● RAW DATA
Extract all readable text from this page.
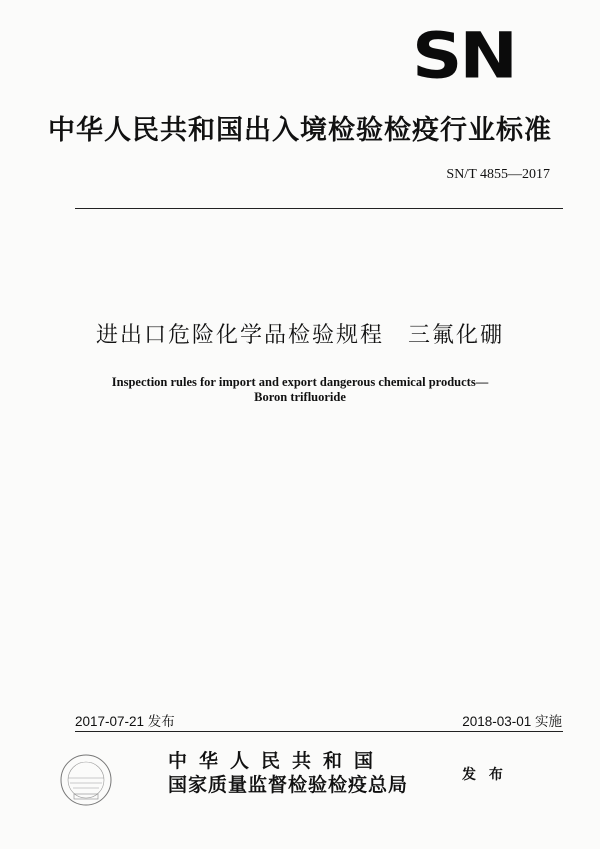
SN
中华人民共和国出入境检验检疫行业标准
SN/T 4855—2017
进出口危险化学品检验规程　三氟化硼
Inspection rules for import and export dangerous chemical products—
Boron trifluoride
2017-07-21 发布	2018-03-01 实施
中华人民共和国
国家质量监督检验检疫总局	发 布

● EXERCISE
Reproduce every line above as written, skipping pictures.

● COMPLETE OUTPUT
Extract all readable text from this page.
SN
中华人民共和国出入境检验检疫行业标准
SN/T 4855—2017
进出口危险化学品检验规程　三氟化硼
Inspection rules for import and export dangerous chemical products—
Boron trifluoride
2017-07-21 发布	2018-03-01 实施
中华人民共和国
国家质量监督检验检疫总局	发 布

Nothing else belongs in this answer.